■ **Exercise description**
Reproduce the records. Keep every word exact and include no images.

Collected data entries
+ + + + +

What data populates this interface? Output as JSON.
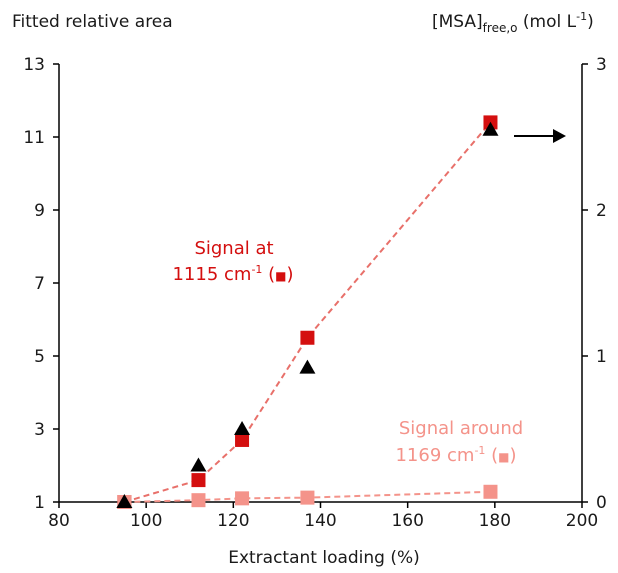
{
  "chart_data": {
    "type": "scatter",
    "ylabel_left": "Fitted relative area",
    "ylabel_right": {
      "main": "[MSA]",
      "sub": "free,o",
      "tail": " (mol L",
      "sup": "-1",
      "end": ")"
    },
    "xlabel": "Extractant loading (%)",
    "xlim": [
      80,
      200
    ],
    "ylim_left": [
      1,
      13
    ],
    "ylim_right": [
      0,
      3
    ],
    "x_ticks": [
      "80",
      "100",
      "120",
      "140",
      "160",
      "180",
      "200"
    ],
    "y_left_ticks": [
      "1",
      "3",
      "5",
      "7",
      "9",
      "11",
      "13"
    ],
    "y_right_ticks": [
      "0",
      "1",
      "2",
      "3"
    ],
    "grid": false,
    "series": [
      {
        "key": "signal_1115",
        "axis": "left",
        "marker": "square",
        "color": "#d40f0f",
        "line_color": "#e8706a",
        "x": [
          95,
          112,
          122,
          137,
          179
        ],
        "y": [
          1.0,
          1.6,
          2.7,
          5.5,
          11.4
        ]
      },
      {
        "key": "signal_1169",
        "axis": "left",
        "marker": "square",
        "color": "#f4938a",
        "line_color": "#f4938a",
        "x": [
          95,
          112,
          122,
          137,
          179
        ],
        "y": [
          1.0,
          1.05,
          1.1,
          1.12,
          1.28
        ]
      },
      {
        "key": "msa_free",
        "axis": "right",
        "marker": "triangle",
        "color": "#000000",
        "x": [
          95,
          112,
          122,
          137,
          179
        ],
        "y": [
          0.0,
          0.25,
          0.5,
          0.92,
          2.55
        ]
      }
    ],
    "annotations": {
      "signal_1115": {
        "line1": "Signal at",
        "line2a": "1115 cm",
        "sup": "-1",
        "line2b": " (",
        "marker": "■",
        "line2c": ")",
        "color": "#d40f0f"
      },
      "signal_1169": {
        "line1": "Signal around",
        "line2a": "1169 cm",
        "sup": "-1",
        "line2b": " (",
        "marker": "■",
        "line2c": ")",
        "color": "#f4938a"
      }
    }
  }
}
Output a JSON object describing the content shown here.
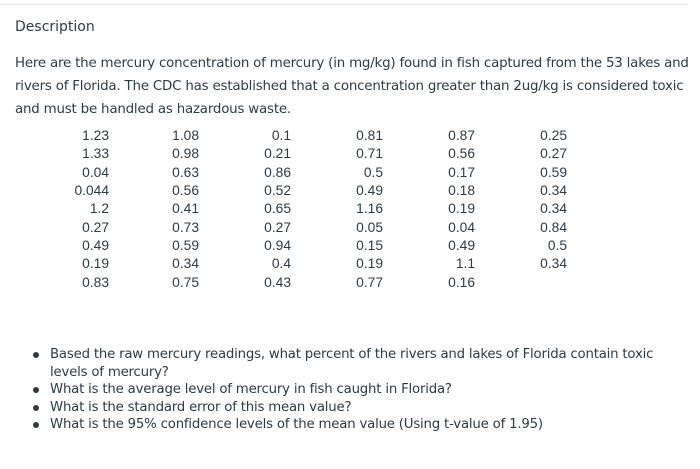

+ + + + +

■ **Complete response**
What data populates this interface? Output as JSON.
{
  "chart_data": {
    "type": "scatter",
    "ylabel_left": "Fitted relative area",
    "ylabel_right": {
      "main": "[MSA]",
      "sub": "free,o",
      "tail": " (mol L",
      "sup": "-1",
      "end": ")"
    },
    "xlabel": "Extractant loading (%)",
    "xlim": [
      80,
      200
    ],
    "ylim_left": [
      1,
      13
    ],
    "ylim_right": [
      0,
      3
    ],
    "x_ticks": [
      "80",
      "100",
      "120",
      "140",
      "160",
      "180",
      "200"
    ],
    "y_left_ticks": [
      "1",
      "3",
      "5",
      "7",
      "9",
      "11",
      "13"
    ],
    "y_right_ticks": [
      "0",
      "1",
      "2",
      "3"
    ],
    "grid": false,
    "series": [
      {
        "key": "signal_1115",
        "axis": "left",
        "marker": "square",
        "color": "#d40f0f",
        "line_color": "#e8706a",
        "x": [
          95,
          112,
          122,
          137,
          179
        ],
        "y": [
          1.0,
          1.6,
          2.7,
          5.5,
          11.4
        ]
      },
      {
        "key": "signal_1169",
        "axis": "left",
        "marker": "square",
        "color": "#f4938a",
        "line_color": "#f4938a",
        "x": [
          95,
          112,
          122,
          137,
          179
        ],
        "y": [
          1.0,
          1.05,
          1.1,
          1.12,
          1.28
        ]
      },
      {
        "key": "msa_free",
        "axis": "right",
        "marker": "triangle",
        "color": "#000000",
        "x": [
          95,
          112,
          122,
          137,
          179
        ],
        "y": [
          0.0,
          0.25,
          0.5,
          0.92,
          2.55
        ]
      }
    ],
    "annotations": {
      "signal_1115": {
        "line1": "Signal at",
        "line2a": "1115 cm",
        "sup": "-1",
        "line2b": " (",
        "marker": "■",
        "line2c": ")",
        "color": "#d40f0f"
      },
      "signal_1169": {
        "line1": "Signal around",
        "line2a": "1169 cm",
        "sup": "-1",
        "line2b": " (",
        "marker": "■",
        "line2c": ")",
        "color": "#f4938a"
      }
    }
  }
}
Output a JSON object describing the content shown here.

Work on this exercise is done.